**GIVEN PROBLEM**:
Pictures should be excluded; otherwise, copy every entry exactly.

## Start RECORDS SUPPLIED

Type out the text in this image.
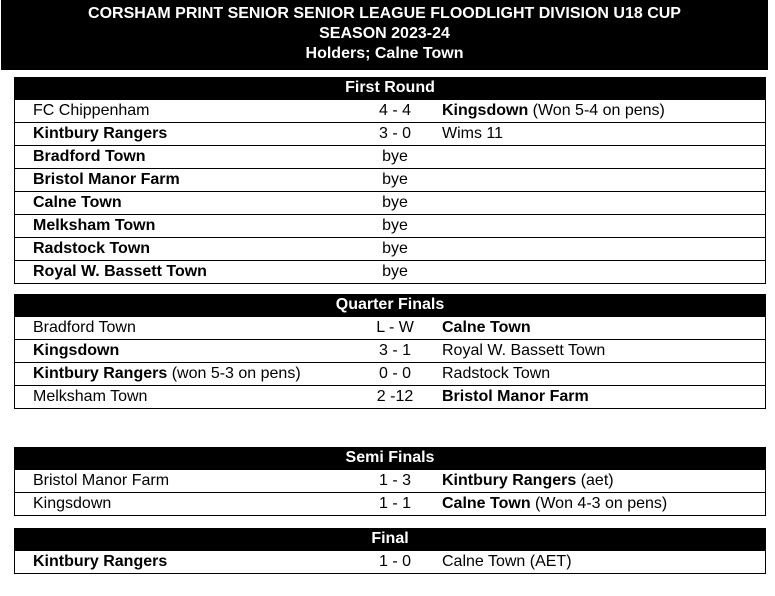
CORSHAM PRINT SENIOR SENIOR LEAGUE FLOODLIGHT DIVISION U18 CUP
SEASON 2023-24
Holders; Calne Town
First Round
FC Chippenham	4 - 4	Kingsdown (Won 5-4 on pens)
Kintbury Rangers	3 - 0	Wims 11
Bradford Town	bye
Bristol Manor Farm	bye
Calne Town	bye
Melksham Town	bye
Radstock Town	bye
Royal W. Bassett Town	bye
Quarter Finals
Bradford Town	L - W	Calne Town
Kingsdown	3 - 1	Royal W. Bassett Town
Kintbury Rangers (won 5-3 on pens)	0 - 0	Radstock Town
Melksham Town	2 -12	Bristol Manor Farm
Semi Finals
Bristol Manor Farm	1 - 3	Kintbury Rangers (aet)
Kingsdown	1 - 1	Calne Town (Won 4-3 on pens)
Final
Kintbury Rangers	1 - 0	Calne Town (AET)
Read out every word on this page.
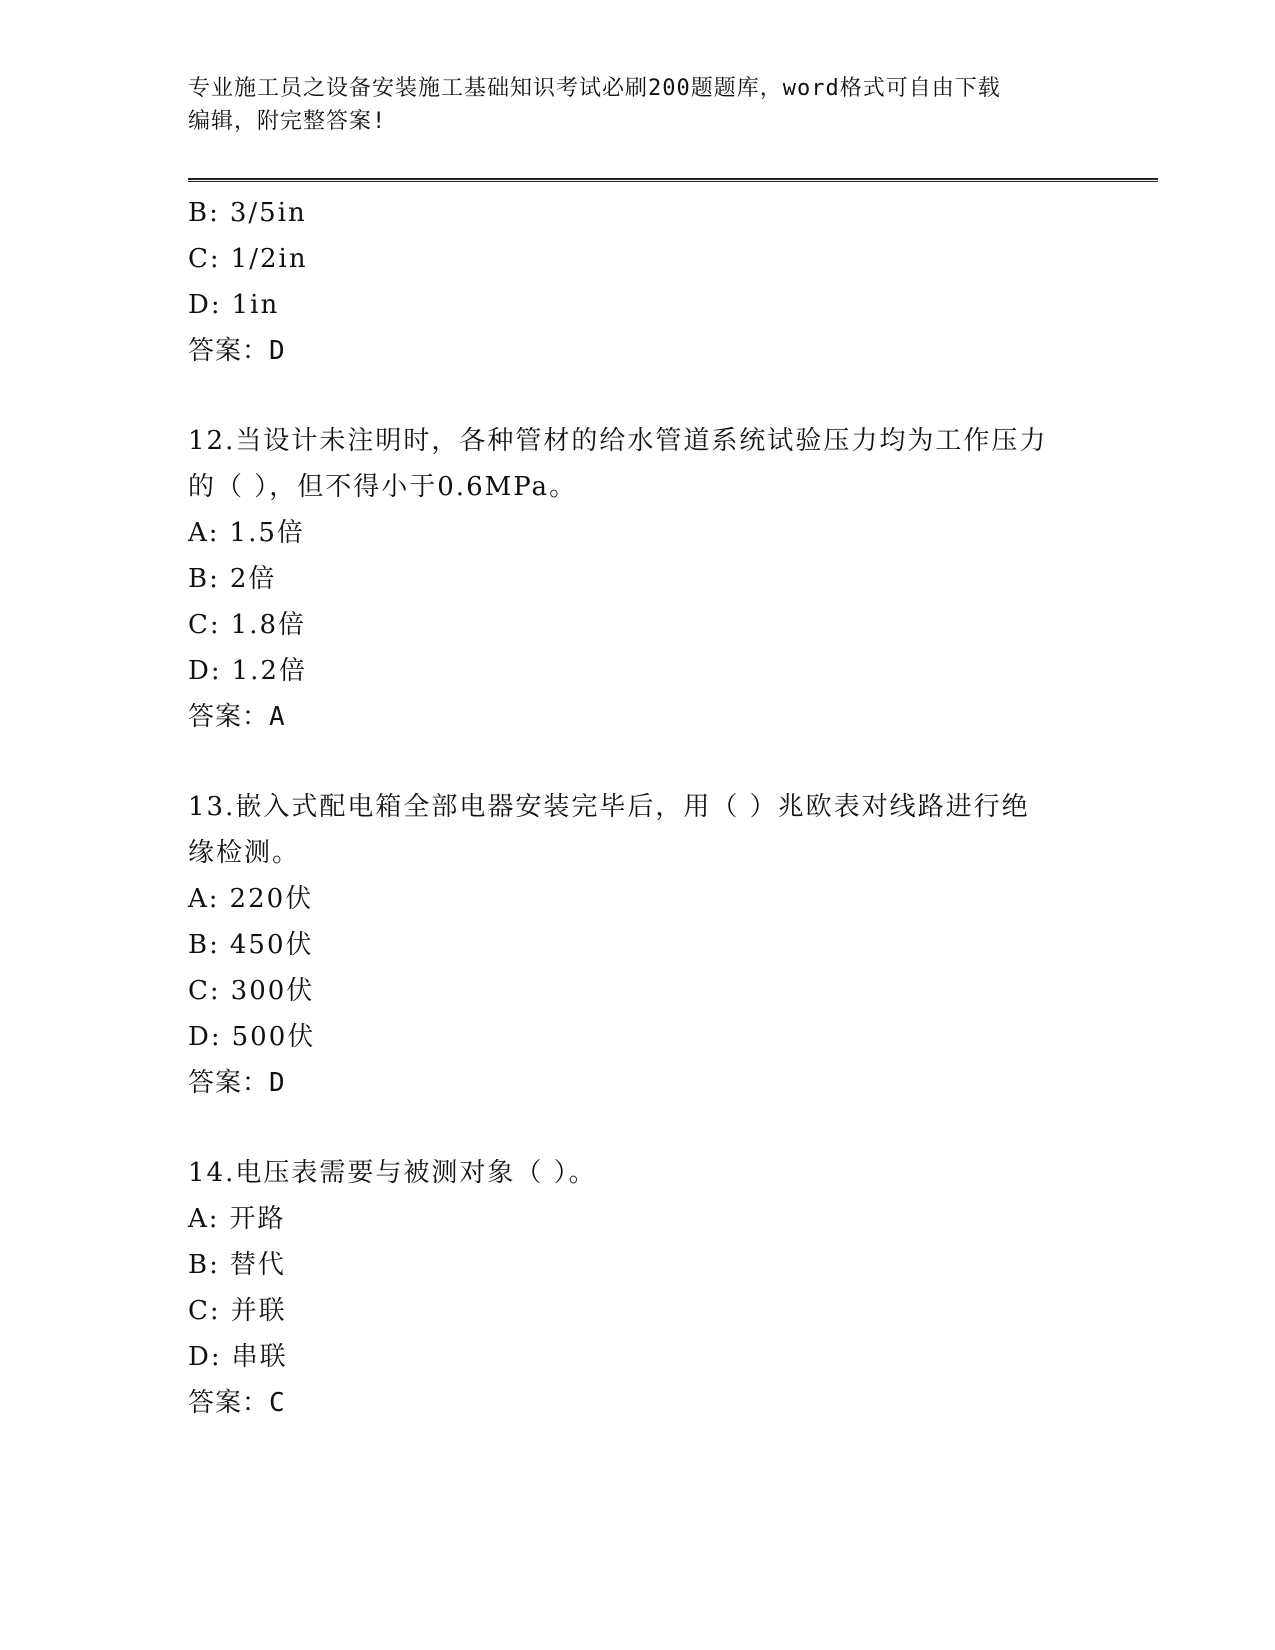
专业施工员之设备安装施工基础知识考试必刷200题题库，word格式可自由下载
编辑，附完整答案!
B: 3/5in
C: 1/2in
D: 1in
答案：D
12.当设计未注明时，各种管材的给水管道系统试验压力均为工作压力
的（ ），但不得小于0.6MPa。
A: 1.5倍
B: 2倍
C: 1.8倍
D: 1.2倍
答案：A
13.嵌入式配电箱全部电器安装完毕后，用（ ）兆欧表对线路进行绝
缘检测。
A: 220伏
B: 450伏
C: 300伏
D: 500伏
答案：D
14.电压表需要与被测对象（ ）。
A: 开路
B: 替代
C: 并联
D: 串联
答案：C
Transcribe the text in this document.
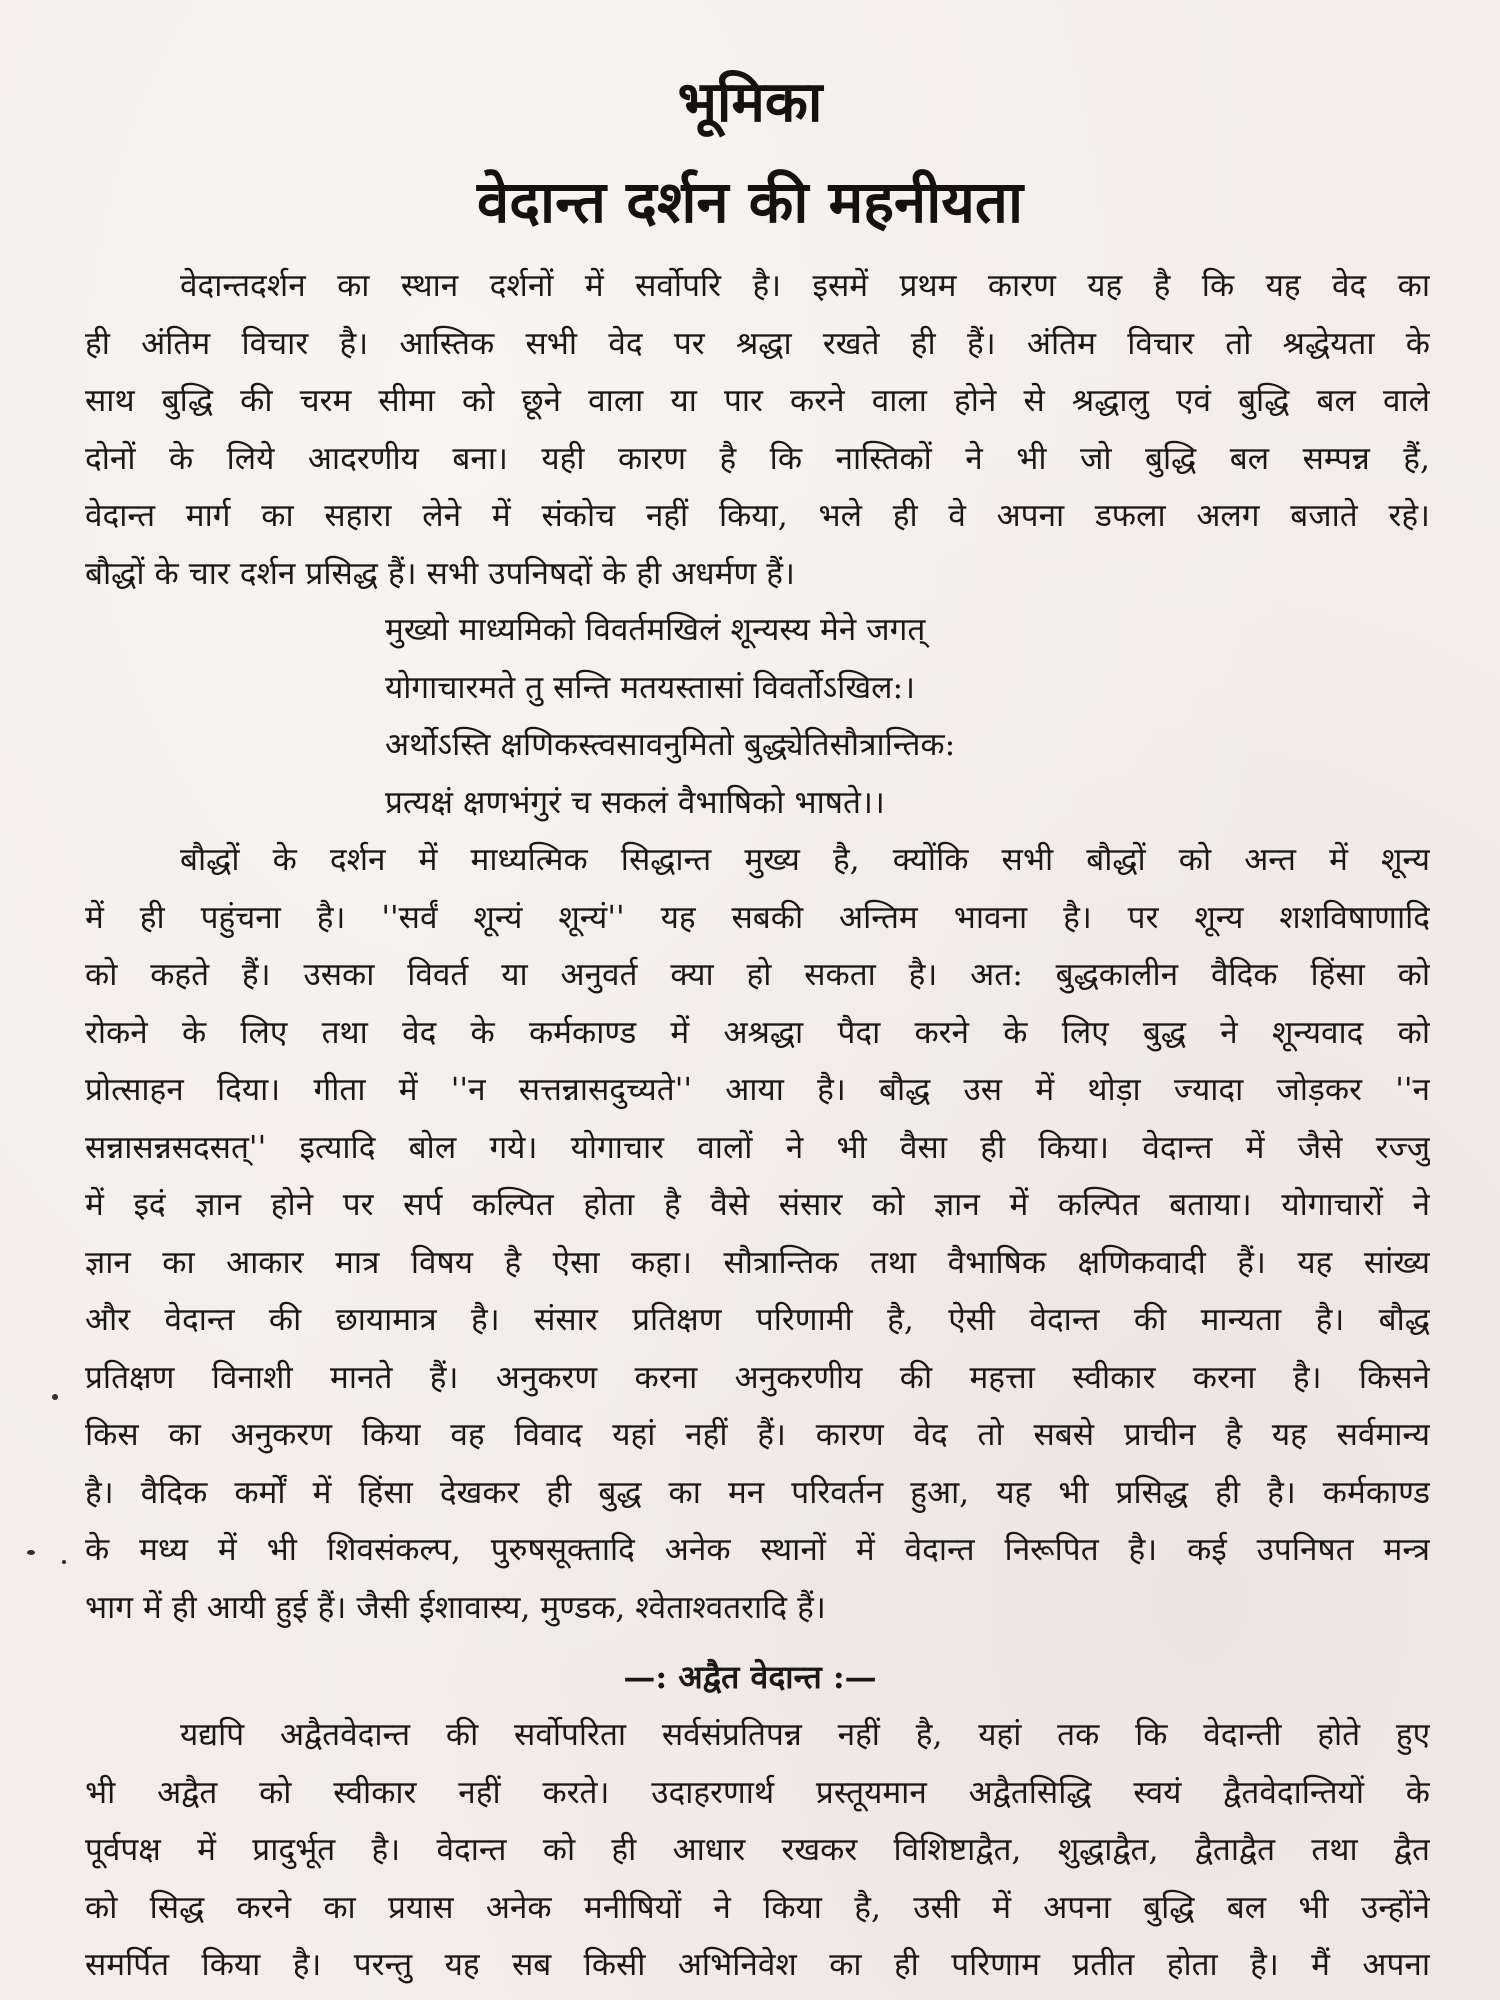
भूमिका
वेदान्त दर्शन की महनीयता
वेदान्तदर्शन का स्थान दर्शनों में सर्वोपरि है। इसमें प्रथम कारण यह है कि यह वेद का
ही अंतिम विचार है। आस्तिक सभी वेद पर श्रद्धा रखते ही हैं। अंतिम विचार तो श्रद्धेयता के
साथ बुद्धि की चरम सीमा को छूने वाला या पार करने वाला होने से श्रद्धालु एवं बुद्धि बल वाले
दोनों के लिये आदरणीय बना। यही कारण है कि नास्तिकों ने भी जो बुद्धि बल सम्पन्न हैं,
वेदान्त मार्ग का सहारा लेने में संकोच नहीं किया, भले ही वे अपना डफला अलग बजाते रहे।
बौद्धों के चार दर्शन प्रसिद्ध हैं। सभी उपनिषदों के ही अधर्मण हैं।
मुख्यो माध्यमिको विवर्तमखिलं शून्यस्य मेने जगत्
योगाचारमते तु सन्ति मतयस्तासां विवर्तोऽखिल:।
अर्थोऽस्ति क्षणिकस्त्वसावनुमितो बुद्ध्येतिसौत्रान्तिक:
प्रत्यक्षं क्षणभंगुरं च सकलं वैभाषिको भाषते।।
बौद्धों के दर्शन में माध्यत्मिक सिद्धान्त मुख्य है, क्योंकि सभी बौद्धों को अन्त में शून्य
में ही पहुंचना है। ''सर्वं शून्यं शून्यं'' यह सबकी अन्तिम भावना है। पर शून्य शशविषाणादि
को कहते हैं। उसका विवर्त या अनुवर्त क्या हो सकता है। अत: बुद्धकालीन वैदिक हिंसा को
रोकने के लिए तथा वेद के कर्मकाण्ड में अश्रद्धा पैदा करने के लिए बुद्ध ने शून्यवाद को
प्रोत्साहन दिया। गीता में ''न सत्तन्नासदुच्यते'' आया है। बौद्ध उस में थोड़ा ज्यादा जोड़कर ''न
सन्नासन्नसदसत्'' इत्यादि बोल गये। योगाचार वालों ने भी वैसा ही किया। वेदान्त में जैसे रज्जु
में इदं ज्ञान होने पर सर्प कल्पित होता है वैसे संसार को ज्ञान में कल्पित बताया। योगाचारों ने
ज्ञान का आकार मात्र विषय है ऐसा कहा। सौत्रान्तिक तथा वैभाषिक क्षणिकवादी हैं। यह सांख्य
और वेदान्त की छायामात्र है। संसार प्रतिक्षण परिणामी है, ऐसी वेदान्त की मान्यता है। बौद्ध
प्रतिक्षण विनाशी मानते हैं। अनुकरण करना अनुकरणीय की महत्ता स्वीकार करना है। किसने
किस का अनुकरण किया वह विवाद यहां नहीं हैं। कारण वेद तो सबसे प्राचीन है यह सर्वमान्य
है। वैदिक कर्मों में हिंसा देखकर ही बुद्ध का मन परिवर्तन हुआ, यह भी प्रसिद्ध ही है। कर्मकाण्ड
के मध्य में भी शिवसंकल्प, पुरुषसूक्तादि अनेक स्थानों में वेदान्त निरूपित है। कई उपनिषत मन्त्र
भाग में ही आयी हुई हैं। जैसी ईशावास्य, मुण्डक, श्वेताश्वतरादि हैं।
—: अद्वैत वेदान्त :—
यद्यपि अद्वैतवेदान्त की सर्वोपरिता सर्वसंप्रतिपन्न नहीं है, यहां तक कि वेदान्ती होते हुए
भी अद्वैत को स्वीकार नहीं करते। उदाहरणार्थ प्रस्तूयमान अद्वैतसिद्धि स्वयं द्वैतवेदान्तियों के
पूर्वपक्ष में प्रादुर्भूत है। वेदान्त को ही आधार रखकर विशिष्टाद्वैत, शुद्धाद्वैत, द्वैताद्वैत तथा द्वैत
को सिद्ध करने का प्रयास अनेक मनीषियों ने किया है, उसी में अपना बुद्धि बल भी उन्होंने
समर्पित किया है। परन्तु यह सब किसी अभिनिवेश का ही परिणाम प्रतीत होता है। मैं अपना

## End RECORDS SUPPLIED

**EXERCISE RESULT**:
Type out the text in this image.
CORSHAM PRINT SENIOR SENIOR LEAGUE FLOODLIGHT DIVISION U18 CUP
SEASON 2023-24
Holders; Calne Town
First Round
FC Chippenham	4 - 4	Kingsdown (Won 5-4 on pens)
Kintbury Rangers	3 - 0	Wims 11
Bradford Town	bye
Bristol Manor Farm	bye
Calne Town	bye
Melksham Town	bye
Radstock Town	bye
Royal W. Bassett Town	bye
Quarter Finals
Bradford Town	L - W	Calne Town
Kingsdown	3 - 1	Royal W. Bassett Town
Kintbury Rangers (won 5-3 on pens)	0 - 0	Radstock Town
Melksham Town	2 -12	Bristol Manor Farm
Semi Finals
Bristol Manor Farm	1 - 3	Kintbury Rangers (aet)
Kingsdown	1 - 1	Calne Town (Won 4-3 on pens)
Final
Kintbury Rangers	1 - 0	Calne Town (AET)
Read out every word on this page.
专业施工员之设备安装施工基础知识考试必刷200题题库，word格式可自由下载
编辑，附完整答案!
B: 3/5in
C: 1/2in
D: 1in
答案：D
12.当设计未注明时，各种管材的给水管道系统试验压力均为工作压力
的（ ），但不得小于0.6MPa。
A: 1.5倍
B: 2倍
C: 1.8倍
D: 1.2倍
答案：A
13.嵌入式配电箱全部电器安装完毕后，用（ ）兆欧表对线路进行绝
缘检测。
A: 220伏
B: 450伏
C: 300伏
D: 500伏
答案：D
14.电压表需要与被测对象（ ）。
A: 开路
B: 替代
C: 并联
D: 串联
答案：C
Transcribe the text in this document.
भूमिका
वेदान्त दर्शन की महनीयता
वेदान्तदर्शन का स्थान दर्शनों में सर्वोपरि है। इसमें प्रथम कारण यह है कि यह वेद का
ही अंतिम विचार है। आस्तिक सभी वेद पर श्रद्धा रखते ही हैं। अंतिम विचार तो श्रद्धेयता के
साथ बुद्धि की चरम सीमा को छूने वाला या पार करने वाला होने से श्रद्धालु एवं बुद्धि बल वाले
दोनों के लिये आदरणीय बना। यही कारण है कि नास्तिकों ने भी जो बुद्धि बल सम्पन्न हैं,
वेदान्त मार्ग का सहारा लेने में संकोच नहीं किया, भले ही वे अपना डफला अलग बजाते रहे।
बौद्धों के चार दर्शन प्रसिद्ध हैं। सभी उपनिषदों के ही अधर्मण हैं।
मुख्यो माध्यमिको विवर्तमखिलं शून्यस्य मेने जगत्
योगाचारमते तु सन्ति मतयस्तासां विवर्तोऽखिल:।
अर्थोऽस्ति क्षणिकस्त्वसावनुमितो बुद्ध्येतिसौत्रान्तिक:
प्रत्यक्षं क्षणभंगुरं च सकलं वैभाषिको भाषते।।
बौद्धों के दर्शन में माध्यत्मिक सिद्धान्त मुख्य है, क्योंकि सभी बौद्धों को अन्त में शून्य
में ही पहुंचना है। ''सर्वं शून्यं शून्यं'' यह सबकी अन्तिम भावना है। पर शून्य शशविषाणादि
को कहते हैं। उसका विवर्त या अनुवर्त क्या हो सकता है। अत: बुद्धकालीन वैदिक हिंसा को
रोकने के लिए तथा वेद के कर्मकाण्ड में अश्रद्धा पैदा करने के लिए बुद्ध ने शून्यवाद को
प्रोत्साहन दिया। गीता में ''न सत्तन्नासदुच्यते'' आया है। बौद्ध उस में थोड़ा ज्यादा जोड़कर ''न
सन्नासन्नसदसत्'' इत्यादि बोल गये। योगाचार वालों ने भी वैसा ही किया। वेदान्त में जैसे रज्जु
में इदं ज्ञान होने पर सर्प कल्पित होता है वैसे संसार को ज्ञान में कल्पित बताया। योगाचारों ने
ज्ञान का आकार मात्र विषय है ऐसा कहा। सौत्रान्तिक तथा वैभाषिक क्षणिकवादी हैं। यह सांख्य
और वेदान्त की छायामात्र है। संसार प्रतिक्षण परिणामी है, ऐसी वेदान्त की मान्यता है। बौद्ध
प्रतिक्षण विनाशी मानते हैं। अनुकरण करना अनुकरणीय की महत्ता स्वीकार करना है। किसने
किस का अनुकरण किया वह विवाद यहां नहीं हैं। कारण वेद तो सबसे प्राचीन है यह सर्वमान्य
है। वैदिक कर्मों में हिंसा देखकर ही बुद्ध का मन परिवर्तन हुआ, यह भी प्रसिद्ध ही है। कर्मकाण्ड
के मध्य में भी शिवसंकल्प, पुरुषसूक्तादि अनेक स्थानों में वेदान्त निरूपित है। कई उपनिषत मन्त्र
भाग में ही आयी हुई हैं। जैसी ईशावास्य, मुण्डक, श्वेताश्वतरादि हैं।
—: अद्वैत वेदान्त :—
यद्यपि अद्वैतवेदान्त की सर्वोपरिता सर्वसंप्रतिपन्न नहीं है, यहां तक कि वेदान्ती होते हुए
भी अद्वैत को स्वीकार नहीं करते। उदाहरणार्थ प्रस्तूयमान अद्वैतसिद्धि स्वयं द्वैतवेदान्तियों के
पूर्वपक्ष में प्रादुर्भूत है। वेदान्त को ही आधार रखकर विशिष्टाद्वैत, शुद्धाद्वैत, द्वैताद्वैत तथा द्वैत
को सिद्ध करने का प्रयास अनेक मनीषियों ने किया है, उसी में अपना बुद्धि बल भी उन्होंने
समर्पित किया है। परन्तु यह सब किसी अभिनिवेश का ही परिणाम प्रतीत होता है। मैं अपना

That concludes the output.